▸ **What you need to do**
Hunt for the word "this" across the entries below, copying each line that holds it.

▸ **Listed entries**
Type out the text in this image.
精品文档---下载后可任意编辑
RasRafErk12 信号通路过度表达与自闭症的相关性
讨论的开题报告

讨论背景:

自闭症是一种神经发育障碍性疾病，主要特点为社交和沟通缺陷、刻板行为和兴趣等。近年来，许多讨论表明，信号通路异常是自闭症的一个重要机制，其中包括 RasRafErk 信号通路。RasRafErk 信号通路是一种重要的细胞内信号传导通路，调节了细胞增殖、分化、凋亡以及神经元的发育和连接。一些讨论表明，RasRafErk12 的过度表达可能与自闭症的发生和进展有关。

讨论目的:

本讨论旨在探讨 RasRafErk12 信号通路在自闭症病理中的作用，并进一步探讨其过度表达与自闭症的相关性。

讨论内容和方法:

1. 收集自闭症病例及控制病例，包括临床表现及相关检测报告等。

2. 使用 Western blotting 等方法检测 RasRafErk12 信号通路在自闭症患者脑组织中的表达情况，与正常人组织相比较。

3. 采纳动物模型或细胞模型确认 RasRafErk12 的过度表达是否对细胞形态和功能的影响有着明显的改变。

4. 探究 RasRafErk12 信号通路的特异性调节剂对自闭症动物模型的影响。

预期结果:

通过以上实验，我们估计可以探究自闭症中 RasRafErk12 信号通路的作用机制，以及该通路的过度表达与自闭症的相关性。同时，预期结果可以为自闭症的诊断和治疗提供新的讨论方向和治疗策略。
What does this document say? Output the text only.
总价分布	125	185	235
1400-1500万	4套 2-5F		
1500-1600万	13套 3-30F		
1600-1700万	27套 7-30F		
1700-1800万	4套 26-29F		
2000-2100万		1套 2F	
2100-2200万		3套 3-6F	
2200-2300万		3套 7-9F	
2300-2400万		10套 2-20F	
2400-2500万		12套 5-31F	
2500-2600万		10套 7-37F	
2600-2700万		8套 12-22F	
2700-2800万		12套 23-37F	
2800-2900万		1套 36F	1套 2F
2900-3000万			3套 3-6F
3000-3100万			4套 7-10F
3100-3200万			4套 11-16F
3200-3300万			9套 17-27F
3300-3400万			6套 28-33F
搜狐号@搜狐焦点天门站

▸ **The result**
Type out the text in this image.
What does this document say? Output the text only.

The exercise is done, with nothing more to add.